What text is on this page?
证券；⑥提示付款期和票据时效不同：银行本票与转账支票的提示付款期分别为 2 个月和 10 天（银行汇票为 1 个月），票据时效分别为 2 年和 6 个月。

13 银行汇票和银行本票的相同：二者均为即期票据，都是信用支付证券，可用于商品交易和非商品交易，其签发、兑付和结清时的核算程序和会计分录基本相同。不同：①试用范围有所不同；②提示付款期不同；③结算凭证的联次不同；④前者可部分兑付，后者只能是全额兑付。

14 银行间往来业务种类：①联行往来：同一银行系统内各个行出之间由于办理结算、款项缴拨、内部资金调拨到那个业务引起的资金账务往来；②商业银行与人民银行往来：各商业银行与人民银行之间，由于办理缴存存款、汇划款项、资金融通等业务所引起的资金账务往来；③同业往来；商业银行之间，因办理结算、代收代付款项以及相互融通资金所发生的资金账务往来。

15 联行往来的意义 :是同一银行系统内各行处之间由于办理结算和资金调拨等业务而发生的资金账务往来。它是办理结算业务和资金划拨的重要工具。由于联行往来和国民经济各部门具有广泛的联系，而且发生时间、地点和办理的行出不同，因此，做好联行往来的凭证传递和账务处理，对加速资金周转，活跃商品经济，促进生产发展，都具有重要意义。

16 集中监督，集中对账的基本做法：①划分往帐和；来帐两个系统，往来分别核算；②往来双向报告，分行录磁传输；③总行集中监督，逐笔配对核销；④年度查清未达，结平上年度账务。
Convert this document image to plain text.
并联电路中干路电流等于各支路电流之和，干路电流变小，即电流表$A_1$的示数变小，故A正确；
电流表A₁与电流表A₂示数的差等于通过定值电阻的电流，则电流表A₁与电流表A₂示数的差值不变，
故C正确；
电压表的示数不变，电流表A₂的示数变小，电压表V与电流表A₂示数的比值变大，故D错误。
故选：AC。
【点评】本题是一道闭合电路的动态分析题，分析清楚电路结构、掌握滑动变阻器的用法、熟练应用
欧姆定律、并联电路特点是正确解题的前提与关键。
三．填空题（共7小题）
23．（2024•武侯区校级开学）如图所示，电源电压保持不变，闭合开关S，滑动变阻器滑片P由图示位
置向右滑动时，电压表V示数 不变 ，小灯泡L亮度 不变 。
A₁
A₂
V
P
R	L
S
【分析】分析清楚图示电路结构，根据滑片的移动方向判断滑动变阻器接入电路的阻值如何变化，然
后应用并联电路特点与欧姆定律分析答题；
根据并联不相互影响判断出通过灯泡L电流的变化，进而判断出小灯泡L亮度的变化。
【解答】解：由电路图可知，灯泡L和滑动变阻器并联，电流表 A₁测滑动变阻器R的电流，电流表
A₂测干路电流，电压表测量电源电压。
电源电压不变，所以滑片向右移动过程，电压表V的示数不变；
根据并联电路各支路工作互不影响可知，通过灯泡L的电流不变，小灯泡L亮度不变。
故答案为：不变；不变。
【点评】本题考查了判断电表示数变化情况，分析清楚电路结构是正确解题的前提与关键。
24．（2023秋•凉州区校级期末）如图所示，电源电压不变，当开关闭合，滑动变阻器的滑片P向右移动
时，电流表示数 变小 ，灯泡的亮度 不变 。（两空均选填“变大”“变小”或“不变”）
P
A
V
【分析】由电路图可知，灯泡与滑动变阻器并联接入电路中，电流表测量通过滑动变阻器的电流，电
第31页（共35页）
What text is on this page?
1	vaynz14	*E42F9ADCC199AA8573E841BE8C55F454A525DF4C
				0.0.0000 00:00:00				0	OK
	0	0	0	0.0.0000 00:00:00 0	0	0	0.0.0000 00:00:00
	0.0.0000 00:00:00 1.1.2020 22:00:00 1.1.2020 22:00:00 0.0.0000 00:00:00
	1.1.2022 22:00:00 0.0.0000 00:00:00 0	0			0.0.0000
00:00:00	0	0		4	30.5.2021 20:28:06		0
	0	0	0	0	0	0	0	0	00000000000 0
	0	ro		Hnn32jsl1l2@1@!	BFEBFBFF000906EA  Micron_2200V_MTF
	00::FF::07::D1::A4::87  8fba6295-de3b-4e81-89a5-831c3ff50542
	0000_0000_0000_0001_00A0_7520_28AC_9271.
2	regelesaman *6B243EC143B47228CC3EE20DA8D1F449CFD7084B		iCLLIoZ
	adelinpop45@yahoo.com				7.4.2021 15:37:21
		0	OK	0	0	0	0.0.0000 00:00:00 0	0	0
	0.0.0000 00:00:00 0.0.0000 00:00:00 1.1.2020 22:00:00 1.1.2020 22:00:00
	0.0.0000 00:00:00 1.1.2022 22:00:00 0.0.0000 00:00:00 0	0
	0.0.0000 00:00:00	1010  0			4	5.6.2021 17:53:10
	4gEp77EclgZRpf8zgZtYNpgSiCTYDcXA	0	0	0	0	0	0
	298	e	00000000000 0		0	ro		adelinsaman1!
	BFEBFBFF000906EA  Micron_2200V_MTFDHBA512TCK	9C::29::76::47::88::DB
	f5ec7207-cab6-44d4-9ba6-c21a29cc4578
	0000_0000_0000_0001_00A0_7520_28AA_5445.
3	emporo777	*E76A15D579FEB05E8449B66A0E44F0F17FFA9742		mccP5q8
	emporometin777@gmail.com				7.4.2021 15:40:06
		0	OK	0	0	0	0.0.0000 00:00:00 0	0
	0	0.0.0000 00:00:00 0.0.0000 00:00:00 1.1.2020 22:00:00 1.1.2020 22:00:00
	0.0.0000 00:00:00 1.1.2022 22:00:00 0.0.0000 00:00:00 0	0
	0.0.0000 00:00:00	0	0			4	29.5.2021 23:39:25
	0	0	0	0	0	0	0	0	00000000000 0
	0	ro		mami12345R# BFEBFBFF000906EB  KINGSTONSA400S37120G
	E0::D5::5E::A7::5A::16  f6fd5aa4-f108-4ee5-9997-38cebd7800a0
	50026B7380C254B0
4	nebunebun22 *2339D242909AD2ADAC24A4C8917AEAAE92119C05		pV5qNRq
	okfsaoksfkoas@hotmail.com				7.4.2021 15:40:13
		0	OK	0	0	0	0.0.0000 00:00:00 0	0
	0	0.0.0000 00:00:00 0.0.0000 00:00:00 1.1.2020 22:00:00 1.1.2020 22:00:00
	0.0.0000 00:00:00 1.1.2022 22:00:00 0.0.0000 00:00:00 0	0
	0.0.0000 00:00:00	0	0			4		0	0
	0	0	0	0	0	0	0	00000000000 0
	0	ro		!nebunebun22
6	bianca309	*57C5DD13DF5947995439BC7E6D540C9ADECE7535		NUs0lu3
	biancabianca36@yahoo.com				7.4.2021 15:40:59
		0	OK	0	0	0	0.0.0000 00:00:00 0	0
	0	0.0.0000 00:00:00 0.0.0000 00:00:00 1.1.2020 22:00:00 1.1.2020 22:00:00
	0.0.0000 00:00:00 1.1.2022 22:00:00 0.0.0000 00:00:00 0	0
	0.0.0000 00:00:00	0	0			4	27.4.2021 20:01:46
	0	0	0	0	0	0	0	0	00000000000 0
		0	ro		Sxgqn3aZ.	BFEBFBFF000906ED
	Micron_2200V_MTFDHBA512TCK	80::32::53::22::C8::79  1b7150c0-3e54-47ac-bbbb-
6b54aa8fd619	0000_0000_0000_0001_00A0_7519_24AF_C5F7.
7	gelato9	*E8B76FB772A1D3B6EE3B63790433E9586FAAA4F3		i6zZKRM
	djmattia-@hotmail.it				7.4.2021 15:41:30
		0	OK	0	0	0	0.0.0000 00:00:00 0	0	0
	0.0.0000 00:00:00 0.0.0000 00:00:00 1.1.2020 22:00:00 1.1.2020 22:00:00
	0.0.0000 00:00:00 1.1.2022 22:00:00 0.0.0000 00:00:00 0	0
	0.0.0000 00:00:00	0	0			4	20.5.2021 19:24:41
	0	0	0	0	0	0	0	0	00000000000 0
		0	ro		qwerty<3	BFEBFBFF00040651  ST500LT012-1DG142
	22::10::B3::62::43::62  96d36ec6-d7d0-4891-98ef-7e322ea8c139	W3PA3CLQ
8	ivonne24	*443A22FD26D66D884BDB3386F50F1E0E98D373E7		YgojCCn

********

Given task = Scan the material above for the word "电源电压不变". Copy each line where it occurs.

Exercise solution =
电源电压不变，所以滑片向右移动过程，电压表V的示数不变；
24．（2023秋•凉州区校级期末）如图所示，电源电压不变，当开关闭合，滑动变阻器的滑片P向右移动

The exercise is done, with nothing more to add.